▸ **Required task**:
Copy out all lines where "rate" appears.
----------------
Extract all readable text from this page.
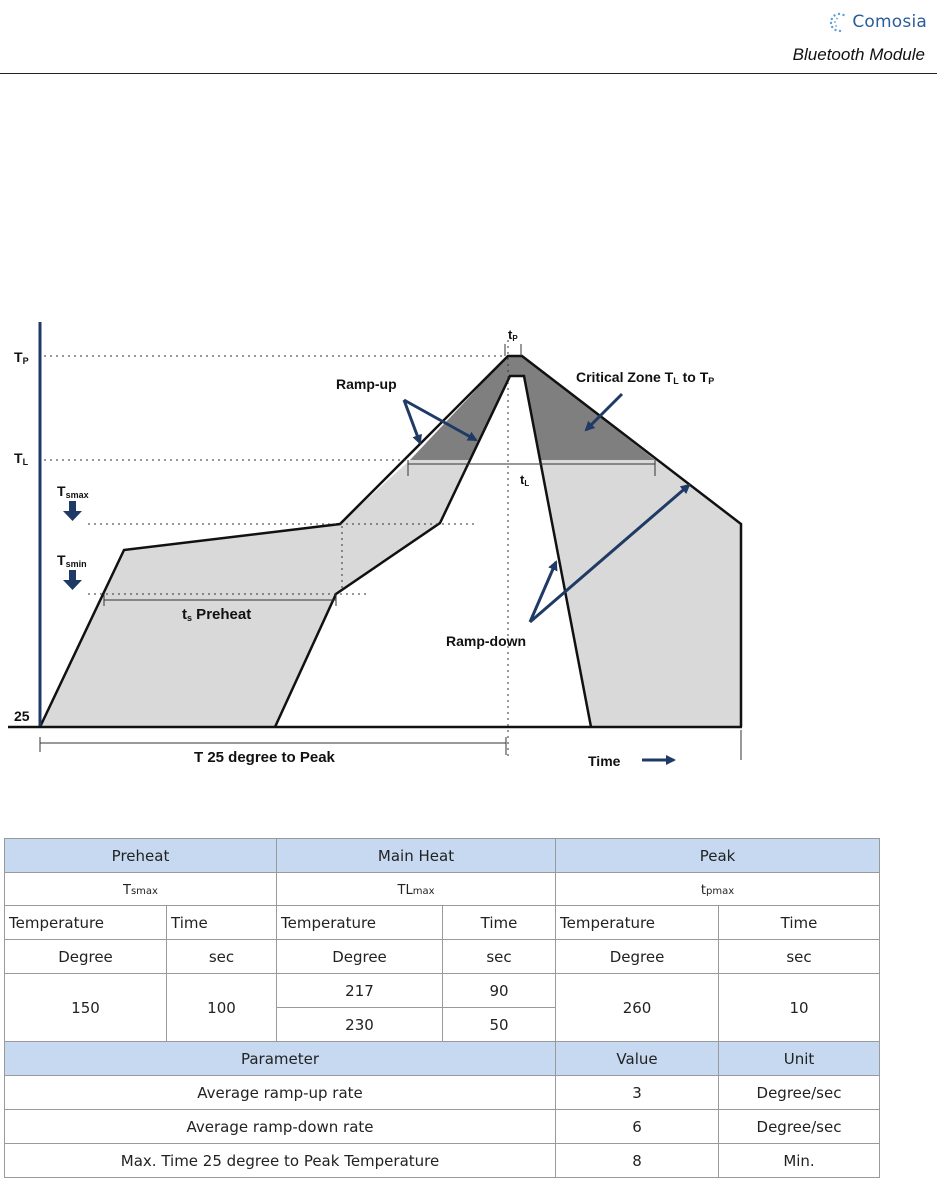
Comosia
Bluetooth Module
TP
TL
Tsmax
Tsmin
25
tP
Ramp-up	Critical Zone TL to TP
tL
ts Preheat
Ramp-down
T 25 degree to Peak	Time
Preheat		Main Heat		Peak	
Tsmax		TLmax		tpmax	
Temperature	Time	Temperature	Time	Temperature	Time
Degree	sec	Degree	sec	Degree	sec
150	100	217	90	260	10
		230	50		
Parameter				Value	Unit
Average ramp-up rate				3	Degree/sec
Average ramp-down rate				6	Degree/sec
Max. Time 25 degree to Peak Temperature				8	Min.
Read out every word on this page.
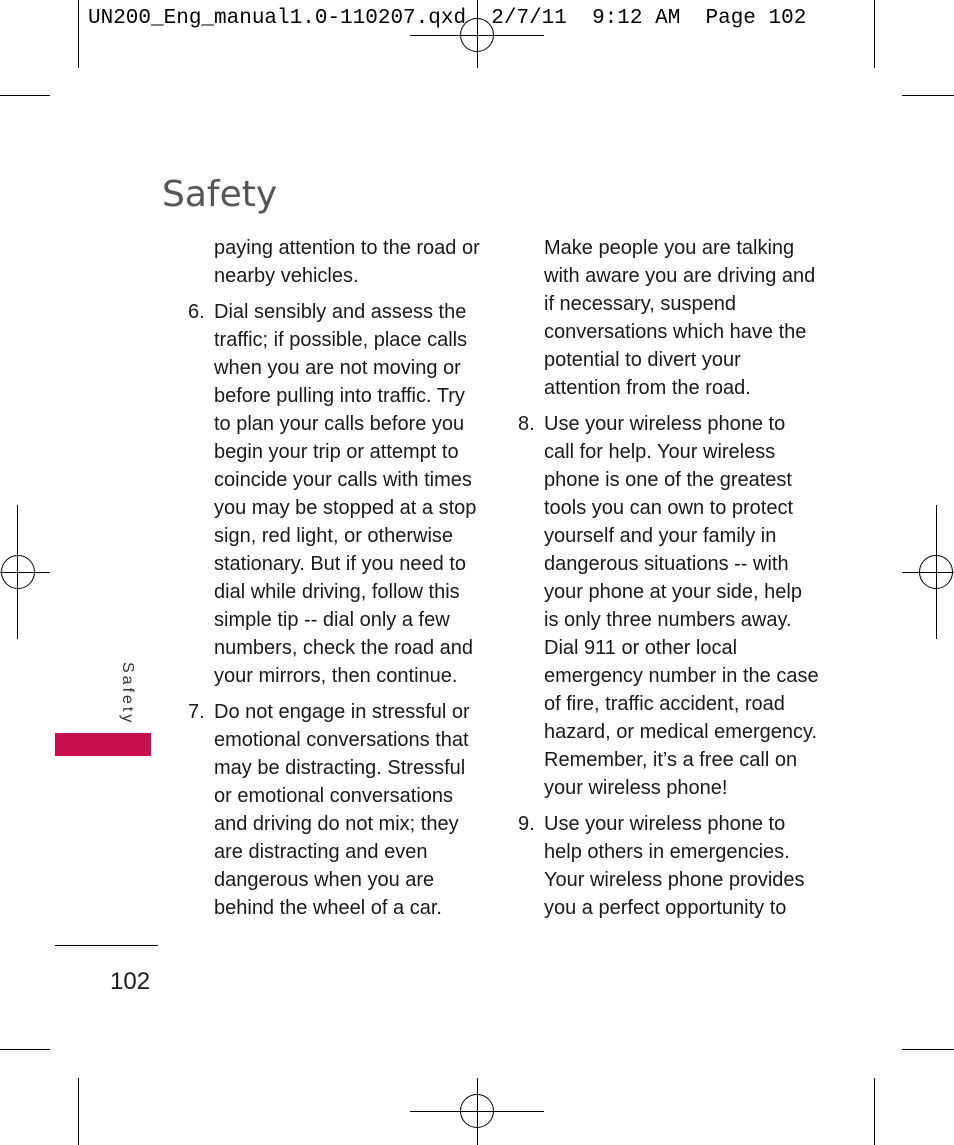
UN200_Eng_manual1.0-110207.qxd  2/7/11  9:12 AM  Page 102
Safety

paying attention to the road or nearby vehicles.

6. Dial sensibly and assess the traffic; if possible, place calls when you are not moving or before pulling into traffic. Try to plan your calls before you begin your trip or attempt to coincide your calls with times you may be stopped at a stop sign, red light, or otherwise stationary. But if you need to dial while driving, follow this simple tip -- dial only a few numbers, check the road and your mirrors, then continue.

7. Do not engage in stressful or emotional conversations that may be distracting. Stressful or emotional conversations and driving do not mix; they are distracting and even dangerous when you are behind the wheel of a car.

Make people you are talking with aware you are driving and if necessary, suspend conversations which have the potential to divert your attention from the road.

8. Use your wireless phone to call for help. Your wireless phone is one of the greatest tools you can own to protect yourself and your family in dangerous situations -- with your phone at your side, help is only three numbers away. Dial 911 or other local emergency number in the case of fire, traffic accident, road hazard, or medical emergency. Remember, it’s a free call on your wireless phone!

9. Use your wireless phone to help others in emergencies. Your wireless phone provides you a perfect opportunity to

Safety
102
----------------
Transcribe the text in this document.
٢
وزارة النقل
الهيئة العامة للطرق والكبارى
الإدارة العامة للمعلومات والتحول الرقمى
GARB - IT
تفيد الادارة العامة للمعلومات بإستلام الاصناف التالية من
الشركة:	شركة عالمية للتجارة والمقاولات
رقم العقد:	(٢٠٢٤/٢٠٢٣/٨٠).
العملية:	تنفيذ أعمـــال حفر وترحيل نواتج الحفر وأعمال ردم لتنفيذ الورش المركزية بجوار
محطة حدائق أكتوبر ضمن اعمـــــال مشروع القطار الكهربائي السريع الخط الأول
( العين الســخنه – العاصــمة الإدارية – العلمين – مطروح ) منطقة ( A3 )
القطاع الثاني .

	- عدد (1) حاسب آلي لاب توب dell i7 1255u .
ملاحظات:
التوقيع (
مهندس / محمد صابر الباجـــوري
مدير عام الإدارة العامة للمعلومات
----------------
▸ **Written answer**:
Average ramp-up rate				3	Degree/sec
Average ramp-down rate				6	Degree/sec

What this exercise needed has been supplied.